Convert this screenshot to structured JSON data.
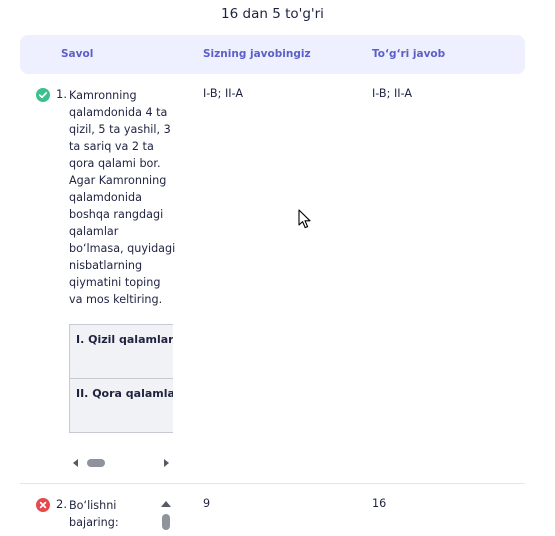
{
  "score_text": "16 dan 5 to'g'ri",
  "table_header": {
    "question": "Savol",
    "your_answer": "Sizning javobingiz",
    "correct_answer": "To‘g‘ri javob"
  },
  "rows": [
    {
      "status": "correct",
      "status_icon": "check-circle-icon",
      "number": "1.",
      "lines": [
        "Kamronning",
        "qalamdonida 4 ta",
        "qizil, 5 ta yashil, 3",
        "ta sariq va 2 ta",
        "qora qalami bor.",
        "Agar Kamronning",
        "qalamdonida",
        "boshqa rangdagi",
        "qalamlar",
        "bo‘lmasa, quyidagi",
        "nisbatlarning",
        "qiymatini toping",
        "va mos keltiring."
      ],
      "inner_table": [
        "I. Qizil qalamlar",
        "II. Qora qalamlar"
      ],
      "your_answer": "I-B; II-A",
      "correct_answer": "I-B; II-A"
    },
    {
      "status": "wrong",
      "status_icon": "x-circle-icon",
      "number": "2.",
      "lines": [
        "Bo‘lishni",
        "bajaring:"
      ],
      "your_answer": "9",
      "correct_answer": "16"
    }
  ],
  "colors": {
    "header_bg": "#eef0ff",
    "header_text": "#5b5fc7",
    "correct": "#3cc08f",
    "wrong": "#e5484d"
  }
}
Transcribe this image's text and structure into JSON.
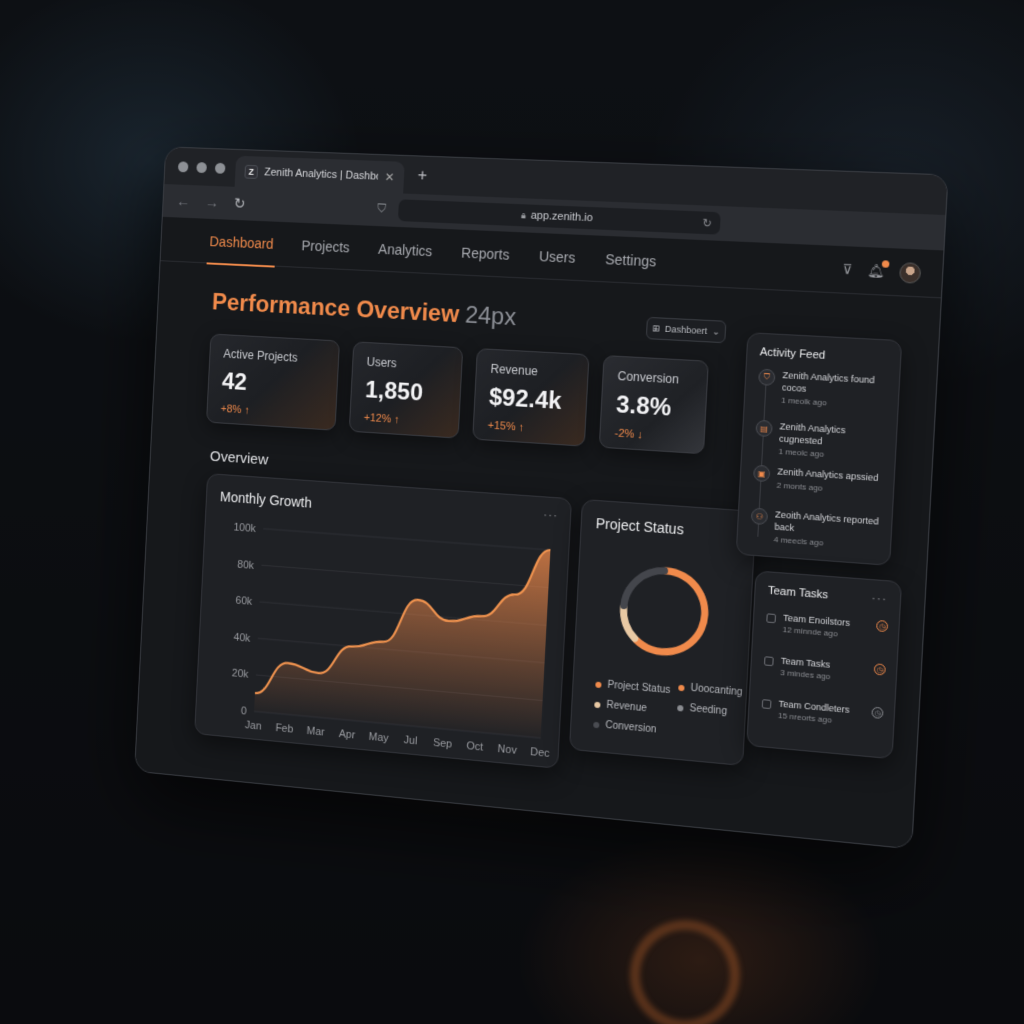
{
  "browser": {
    "tab_title": "Zenith Analytics | Dashboard",
    "favicon_letter": "Z",
    "url": "app.zenith.io"
  },
  "nav": {
    "items": [
      "Dashboard",
      "Projects",
      "Analytics",
      "Reports",
      "Users",
      "Settings"
    ],
    "active": "Dashboard"
  },
  "page": {
    "title": "Performance Overview",
    "title_suffix": "24px",
    "view_select": "Dashboert"
  },
  "kpis": [
    {
      "label": "Active Projects",
      "value": "42",
      "delta": "+8% ↑"
    },
    {
      "label": "Users",
      "value": "1,850",
      "delta": "+12% ↑"
    },
    {
      "label": "Revenue",
      "value": "$92.4k",
      "delta": "+15% ↑"
    },
    {
      "label": "Conversion",
      "value": "3.8%",
      "delta": "-2% ↓"
    }
  ],
  "overview_label": "Overview",
  "growth_card": {
    "title": "Monthly Growth",
    "menu": "···"
  },
  "status_card": {
    "title": "Project Status"
  },
  "activity": {
    "title": "Activity Feed",
    "items": [
      {
        "text": "Zenith Analytics found cocos",
        "time": "1 meolk ago",
        "icon": "shield-icon"
      },
      {
        "text": "Zenith Analytics cugnested",
        "time": "1 meolc ago",
        "icon": "document-icon"
      },
      {
        "text": "Zenith Analytics apssied",
        "time": "2 monts ago",
        "icon": "folder-icon"
      },
      {
        "text": "Zeoith Analytics reported back",
        "time": "4 meecls ago",
        "icon": "users-icon"
      }
    ]
  },
  "tasks": {
    "title": "Team Tasks",
    "menu": "···",
    "items": [
      {
        "text": "Team Enoilstors",
        "time": "12 minnde ago",
        "clock": "accent"
      },
      {
        "text": "Team Tasks",
        "time": "3 mindes ago",
        "clock": "accent"
      },
      {
        "text": "Team Condleters",
        "time": "15 nreorts ago",
        "clock": "grey"
      }
    ]
  },
  "colors": {
    "accent": "#f08a4b",
    "donut_light": "#e8c9a4",
    "card_bg": "#1f2125"
  },
  "chart_data": [
    {
      "type": "area",
      "title": "Monthly Growth",
      "categories": [
        "Jan",
        "Feb",
        "Mar",
        "Apr",
        "May",
        "Jul",
        "Sep",
        "Oct",
        "Nov",
        "Dec"
      ],
      "values": [
        10,
        28,
        24,
        40,
        44,
        68,
        58,
        62,
        75,
        100
      ],
      "y_ticks": [
        "100k",
        "80k",
        "60k",
        "40k",
        "20k",
        "0"
      ],
      "ylim": [
        0,
        100
      ],
      "grid": true
    },
    {
      "type": "pie",
      "title": "Project Status",
      "legend": [
        {
          "label": "Project Status",
          "color": "#f08a4b"
        },
        {
          "label": "Uoocanting",
          "color": "#f08a4b"
        },
        {
          "label": "Revenue",
          "color": "#e8c9a4"
        },
        {
          "label": "Seeding",
          "color": "#8a8c91"
        },
        {
          "label": "Conversion",
          "color": "#4a4c52"
        }
      ],
      "values": [
        62,
        14,
        24
      ],
      "segment_colors": [
        "#f08a4b",
        "#e8c9a4",
        "#44464c"
      ]
    }
  ]
}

# # # #

AIM - Go through the listing above and write it all out exactly, leaving out any picture.

ANSWER TO THE TASK -
Convert this screenshot to structured JSON data.
{
  "score_text": "16 dan 5 to'g'ri",
  "table_header": {
    "question": "Savol",
    "your_answer": "Sizning javobingiz",
    "correct_answer": "To‘g‘ri javob"
  },
  "rows": [
    {
      "status": "correct",
      "status_icon": "check-circle-icon",
      "number": "1.",
      "lines": [
        "Kamronning",
        "qalamdonida 4 ta",
        "qizil, 5 ta yashil, 3",
        "ta sariq va 2 ta",
        "qora qalami bor.",
        "Agar Kamronning",
        "qalamdonida",
        "boshqa rangdagi",
        "qalamlar",
        "bo‘lmasa, quyidagi",
        "nisbatlarning",
        "qiymatini toping",
        "va mos keltiring."
      ],
      "inner_table": [
        "I. Qizil qalamlar",
        "II. Qora qalamlar"
      ],
      "your_answer": "I-B; II-A",
      "correct_answer": "I-B; II-A"
    },
    {
      "status": "wrong",
      "status_icon": "x-circle-icon",
      "number": "2.",
      "lines": [
        "Bo‘lishni",
        "bajaring:"
      ],
      "your_answer": "9",
      "correct_answer": "16"
    }
  ],
  "colors": {
    "header_bg": "#eef0ff",
    "header_text": "#5b5fc7",
    "correct": "#3cc08f",
    "wrong": "#e5484d"
  }
}
Transcribe this image's text and structure into JSON.
{
  "browser": {
    "tab_title": "Zenith Analytics | Dashboard",
    "favicon_letter": "Z",
    "url": "app.zenith.io"
  },
  "nav": {
    "items": [
      "Dashboard",
      "Projects",
      "Analytics",
      "Reports",
      "Users",
      "Settings"
    ],
    "active": "Dashboard"
  },
  "page": {
    "title": "Performance Overview",
    "title_suffix": "24px",
    "view_select": "Dashboert"
  },
  "kpis": [
    {
      "label": "Active Projects",
      "value": "42",
      "delta": "+8% ↑"
    },
    {
      "label": "Users",
      "value": "1,850",
      "delta": "+12% ↑"
    },
    {
      "label": "Revenue",
      "value": "$92.4k",
      "delta": "+15% ↑"
    },
    {
      "label": "Conversion",
      "value": "3.8%",
      "delta": "-2% ↓"
    }
  ],
  "overview_label": "Overview",
  "growth_card": {
    "title": "Monthly Growth",
    "menu": "···"
  },
  "status_card": {
    "title": "Project Status"
  },
  "activity": {
    "title": "Activity Feed",
    "items": [
      {
        "text": "Zenith Analytics found cocos",
        "time": "1 meolk ago",
        "icon": "shield-icon"
      },
      {
        "text": "Zenith Analytics cugnested",
        "time": "1 meolc ago",
        "icon": "document-icon"
      },
      {
        "text": "Zenith Analytics apssied",
        "time": "2 monts ago",
        "icon": "folder-icon"
      },
      {
        "text": "Zeoith Analytics reported back",
        "time": "4 meecls ago",
        "icon": "users-icon"
      }
    ]
  },
  "tasks": {
    "title": "Team Tasks",
    "menu": "···",
    "items": [
      {
        "text": "Team Enoilstors",
        "time": "12 minnde ago",
        "clock": "accent"
      },
      {
        "text": "Team Tasks",
        "time": "3 mindes ago",
        "clock": "accent"
      },
      {
        "text": "Team Condleters",
        "time": "15 nreorts ago",
        "clock": "grey"
      }
    ]
  },
  "colors": {
    "accent": "#f08a4b",
    "donut_light": "#e8c9a4",
    "card_bg": "#1f2125"
  },
  "chart_data": [
    {
      "type": "area",
      "title": "Monthly Growth",
      "categories": [
        "Jan",
        "Feb",
        "Mar",
        "Apr",
        "May",
        "Jul",
        "Sep",
        "Oct",
        "Nov",
        "Dec"
      ],
      "values": [
        10,
        28,
        24,
        40,
        44,
        68,
        58,
        62,
        75,
        100
      ],
      "y_ticks": [
        "100k",
        "80k",
        "60k",
        "40k",
        "20k",
        "0"
      ],
      "ylim": [
        0,
        100
      ],
      "grid": true
    },
    {
      "type": "pie",
      "title": "Project Status",
      "legend": [
        {
          "label": "Project Status",
          "color": "#f08a4b"
        },
        {
          "label": "Uoocanting",
          "color": "#f08a4b"
        },
        {
          "label": "Revenue",
          "color": "#e8c9a4"
        },
        {
          "label": "Seeding",
          "color": "#8a8c91"
        },
        {
          "label": "Conversion",
          "color": "#4a4c52"
        }
      ],
      "values": [
        62,
        14,
        24
      ],
      "segment_colors": [
        "#f08a4b",
        "#e8c9a4",
        "#44464c"
      ]
    }
  ]
}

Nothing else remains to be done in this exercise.